Instrucciones:
a. Según el artículo sobre el tren en Santiago, ¿qué dejó a los usuarios con menos opciones para viajar a su trabajo?
b. Continúa el artículo sobre el tren en Santiago a partir de su última frase.

Extracto del documento:
En busca de vías para mejorar el tren

Olimpio Pelayo Arca Camba
o. p. arca SANTIAGO / LA VOZ

SANTIAGO

PACO RODRÍGUEZ

Usuarios de Santiago insisten en la necesidad de adecuar ya los horarios a los laborales y Renfe escucha a los clientes en sus foros de experiencia

14 may 2022 . Actualizado a las 05:00 h.

La reducción de servicios ferroviarios a causa de la pandemia dejó a usuarios que utilizan habitualmente el tren para desplazarse desde Santiago a trabajar con menos opciones de viaje. La puesta en servicio del AVE a Madrid complicó aún más la situación, al variar otros horarios que utilizaban. Aunque están abiertas vías de diálogo con Renfe, los usuarios creen que las soluciones se están retrasando demasiado.

«O problema non comeza o 21 de decembro, xa vén de antes», señala Carmen Casais. Ella trabaja en A Coruña, y para desplazarse desde O Milladoiro a la estación de Santiago en autobús su única opción es el tren que parte a las 7.42, con llegada a las 8.13 horas: «Pero a esa hora non chega nunca. E a outra opción é o rexional das 6.37, pero non teño autobús para ir ata a estación». A la vuelta, señala que la salida de sendos trenes a las 15 y 15.10 horas forma «colas horribles» en A Coruña. Muchas personas con destino Santiago se ven abocados a coger el regional de las 15.50, por lo que la hora para llegar a casa se alarga. «Nós non queremos prexudicar a ninguén co cambio de horarios. Pedimos repoñer frecuencias que funcionaban antes do confinamento, e ter as necesarias para cumprir co servizo público que ten que prestar Renfe».

Datos proporcionados:
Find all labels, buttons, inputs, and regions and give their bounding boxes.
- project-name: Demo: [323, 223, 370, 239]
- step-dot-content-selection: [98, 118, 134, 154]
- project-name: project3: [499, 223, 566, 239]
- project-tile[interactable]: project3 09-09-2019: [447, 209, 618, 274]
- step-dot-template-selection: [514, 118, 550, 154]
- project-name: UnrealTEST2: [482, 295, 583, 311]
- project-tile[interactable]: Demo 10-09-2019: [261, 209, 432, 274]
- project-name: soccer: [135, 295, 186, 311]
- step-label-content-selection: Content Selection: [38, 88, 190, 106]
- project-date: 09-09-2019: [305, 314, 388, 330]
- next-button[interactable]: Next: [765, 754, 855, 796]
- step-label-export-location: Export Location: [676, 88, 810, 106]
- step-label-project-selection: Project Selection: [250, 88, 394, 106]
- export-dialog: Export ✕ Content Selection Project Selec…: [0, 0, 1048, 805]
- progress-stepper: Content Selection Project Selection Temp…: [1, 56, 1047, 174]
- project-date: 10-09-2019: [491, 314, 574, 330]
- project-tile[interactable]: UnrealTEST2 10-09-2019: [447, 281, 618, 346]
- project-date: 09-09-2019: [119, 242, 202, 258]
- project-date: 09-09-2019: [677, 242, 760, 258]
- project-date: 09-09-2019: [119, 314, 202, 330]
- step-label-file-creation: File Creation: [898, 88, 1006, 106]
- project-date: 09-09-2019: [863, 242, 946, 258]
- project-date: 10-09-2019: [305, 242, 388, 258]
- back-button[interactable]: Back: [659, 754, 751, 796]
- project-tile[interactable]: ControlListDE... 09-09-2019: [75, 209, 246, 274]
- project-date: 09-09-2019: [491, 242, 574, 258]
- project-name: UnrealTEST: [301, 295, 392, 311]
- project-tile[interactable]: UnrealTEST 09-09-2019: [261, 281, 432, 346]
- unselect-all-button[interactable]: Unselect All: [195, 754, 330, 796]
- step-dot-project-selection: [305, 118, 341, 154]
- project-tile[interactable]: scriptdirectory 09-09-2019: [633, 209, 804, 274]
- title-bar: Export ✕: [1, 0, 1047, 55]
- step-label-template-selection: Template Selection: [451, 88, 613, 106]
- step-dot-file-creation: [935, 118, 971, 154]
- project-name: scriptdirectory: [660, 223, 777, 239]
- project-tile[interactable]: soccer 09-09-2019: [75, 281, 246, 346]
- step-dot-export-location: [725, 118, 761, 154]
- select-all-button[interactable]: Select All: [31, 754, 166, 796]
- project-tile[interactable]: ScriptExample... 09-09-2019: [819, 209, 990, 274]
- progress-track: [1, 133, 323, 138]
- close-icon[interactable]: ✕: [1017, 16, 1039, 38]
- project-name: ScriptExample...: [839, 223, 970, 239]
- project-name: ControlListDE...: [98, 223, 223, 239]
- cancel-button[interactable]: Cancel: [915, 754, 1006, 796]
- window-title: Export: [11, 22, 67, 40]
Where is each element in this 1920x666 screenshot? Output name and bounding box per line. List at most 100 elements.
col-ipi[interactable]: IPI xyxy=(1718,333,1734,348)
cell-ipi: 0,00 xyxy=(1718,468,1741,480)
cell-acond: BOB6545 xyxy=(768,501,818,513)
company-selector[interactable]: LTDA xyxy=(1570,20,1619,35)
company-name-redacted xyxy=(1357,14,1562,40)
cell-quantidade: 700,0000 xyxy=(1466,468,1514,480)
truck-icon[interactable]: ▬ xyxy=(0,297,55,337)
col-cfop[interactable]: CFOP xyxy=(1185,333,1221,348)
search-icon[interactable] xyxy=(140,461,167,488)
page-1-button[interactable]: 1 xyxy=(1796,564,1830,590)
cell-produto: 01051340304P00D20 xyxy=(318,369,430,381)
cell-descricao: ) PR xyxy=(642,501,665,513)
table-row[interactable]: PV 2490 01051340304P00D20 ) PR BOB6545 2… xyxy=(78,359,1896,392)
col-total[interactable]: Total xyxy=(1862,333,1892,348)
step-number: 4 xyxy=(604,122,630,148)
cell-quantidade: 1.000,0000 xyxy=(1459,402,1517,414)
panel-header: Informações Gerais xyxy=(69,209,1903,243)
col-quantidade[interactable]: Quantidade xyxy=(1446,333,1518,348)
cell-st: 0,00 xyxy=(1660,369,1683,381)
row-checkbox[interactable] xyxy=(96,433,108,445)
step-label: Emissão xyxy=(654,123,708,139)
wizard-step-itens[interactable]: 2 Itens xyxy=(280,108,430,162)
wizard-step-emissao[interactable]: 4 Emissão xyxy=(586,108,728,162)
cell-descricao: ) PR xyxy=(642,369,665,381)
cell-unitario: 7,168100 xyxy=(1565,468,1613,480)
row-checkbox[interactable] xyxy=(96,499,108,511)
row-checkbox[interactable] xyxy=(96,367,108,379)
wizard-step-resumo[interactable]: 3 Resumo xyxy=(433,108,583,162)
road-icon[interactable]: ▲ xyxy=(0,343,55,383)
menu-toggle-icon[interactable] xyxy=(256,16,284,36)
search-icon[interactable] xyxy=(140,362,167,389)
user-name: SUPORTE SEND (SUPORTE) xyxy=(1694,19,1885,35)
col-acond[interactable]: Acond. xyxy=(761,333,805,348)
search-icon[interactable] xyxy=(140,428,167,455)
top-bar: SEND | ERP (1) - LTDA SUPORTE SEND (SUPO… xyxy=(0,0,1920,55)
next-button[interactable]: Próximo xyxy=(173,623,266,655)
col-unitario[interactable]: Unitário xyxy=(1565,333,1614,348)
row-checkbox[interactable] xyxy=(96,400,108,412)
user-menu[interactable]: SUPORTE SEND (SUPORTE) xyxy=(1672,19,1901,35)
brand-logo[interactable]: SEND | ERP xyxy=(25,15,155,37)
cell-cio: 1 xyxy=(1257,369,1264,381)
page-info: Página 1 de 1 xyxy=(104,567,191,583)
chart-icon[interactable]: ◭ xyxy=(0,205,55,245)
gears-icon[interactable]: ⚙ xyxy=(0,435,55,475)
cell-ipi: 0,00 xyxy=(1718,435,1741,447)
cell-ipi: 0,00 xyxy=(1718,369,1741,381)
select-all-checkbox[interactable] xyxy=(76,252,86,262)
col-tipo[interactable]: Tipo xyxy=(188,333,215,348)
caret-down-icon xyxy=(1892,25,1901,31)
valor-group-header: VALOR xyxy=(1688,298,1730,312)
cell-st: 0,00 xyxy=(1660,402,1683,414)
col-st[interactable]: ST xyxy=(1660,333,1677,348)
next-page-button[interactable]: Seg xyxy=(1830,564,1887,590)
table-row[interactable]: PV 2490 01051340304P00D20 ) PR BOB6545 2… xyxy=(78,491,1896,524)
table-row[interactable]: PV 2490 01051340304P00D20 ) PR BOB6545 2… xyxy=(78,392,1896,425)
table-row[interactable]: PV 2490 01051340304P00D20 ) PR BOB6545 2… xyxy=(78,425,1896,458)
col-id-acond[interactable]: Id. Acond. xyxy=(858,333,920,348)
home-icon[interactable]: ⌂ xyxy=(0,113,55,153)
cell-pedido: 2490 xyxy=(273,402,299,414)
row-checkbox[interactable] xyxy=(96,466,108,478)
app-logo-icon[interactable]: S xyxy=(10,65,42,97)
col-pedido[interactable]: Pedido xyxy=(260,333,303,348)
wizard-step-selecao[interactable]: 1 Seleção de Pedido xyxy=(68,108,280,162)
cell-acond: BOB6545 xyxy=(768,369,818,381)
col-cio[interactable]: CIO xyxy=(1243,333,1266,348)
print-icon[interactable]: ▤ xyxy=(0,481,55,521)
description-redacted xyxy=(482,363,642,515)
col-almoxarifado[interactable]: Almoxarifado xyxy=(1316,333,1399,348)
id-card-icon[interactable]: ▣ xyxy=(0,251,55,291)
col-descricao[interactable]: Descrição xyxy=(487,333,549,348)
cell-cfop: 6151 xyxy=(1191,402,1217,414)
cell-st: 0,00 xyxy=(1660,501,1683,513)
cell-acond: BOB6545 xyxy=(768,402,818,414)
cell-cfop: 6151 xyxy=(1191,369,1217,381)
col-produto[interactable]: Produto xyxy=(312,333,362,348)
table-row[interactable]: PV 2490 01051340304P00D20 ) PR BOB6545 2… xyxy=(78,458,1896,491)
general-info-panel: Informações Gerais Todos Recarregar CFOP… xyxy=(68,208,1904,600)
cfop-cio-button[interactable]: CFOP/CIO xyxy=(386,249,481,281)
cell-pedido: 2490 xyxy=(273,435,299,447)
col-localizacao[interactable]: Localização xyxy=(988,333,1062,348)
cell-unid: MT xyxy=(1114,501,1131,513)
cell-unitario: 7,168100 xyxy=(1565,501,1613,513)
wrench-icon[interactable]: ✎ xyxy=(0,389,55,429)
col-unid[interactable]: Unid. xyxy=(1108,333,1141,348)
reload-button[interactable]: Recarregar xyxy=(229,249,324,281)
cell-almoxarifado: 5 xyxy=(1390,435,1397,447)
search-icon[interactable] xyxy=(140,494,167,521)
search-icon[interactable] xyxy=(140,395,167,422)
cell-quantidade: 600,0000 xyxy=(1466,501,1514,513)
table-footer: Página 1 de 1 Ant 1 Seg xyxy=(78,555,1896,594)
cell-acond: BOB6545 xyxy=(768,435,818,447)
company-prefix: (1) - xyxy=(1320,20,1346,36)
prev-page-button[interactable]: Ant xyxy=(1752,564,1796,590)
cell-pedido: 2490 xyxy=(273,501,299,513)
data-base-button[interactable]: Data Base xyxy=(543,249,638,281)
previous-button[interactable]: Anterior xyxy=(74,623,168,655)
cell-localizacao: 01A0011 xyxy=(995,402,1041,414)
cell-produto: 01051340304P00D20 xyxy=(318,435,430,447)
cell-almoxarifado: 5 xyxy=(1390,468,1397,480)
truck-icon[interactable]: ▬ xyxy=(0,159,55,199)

Lista de respuestas:
a. La reducción de servicios ferroviarios a causa de la pandemia.

b.
Lo corrobora Begoña Rodríguez. Su horario laboral es inflexible: de 8 a 15 horas. Así que se desplaza desde su casa a la estación en coche, lo deja en el párking de la estación y utiliza diariamente trenes regionales, de ida y de vuelta: «Con los retrasos habituales, son 45 minutos de media por trayecto. Tendrían que ser puntuales, y establecer unos servicios pensados para desplazarse desde Santiago». Juanjo Gómez está en la misma situación. Él es usuario del tren de hace años. La década pasada presentó reiteradamente reclamaciones por incumplimientos horarios: «Pero no sirvió de nada, como todo lo que se hace contra Renfe. Hacen lo que quieren, son un monopolio». Por eso es escéptico frente a la animosidad de las plataformas de usuarios.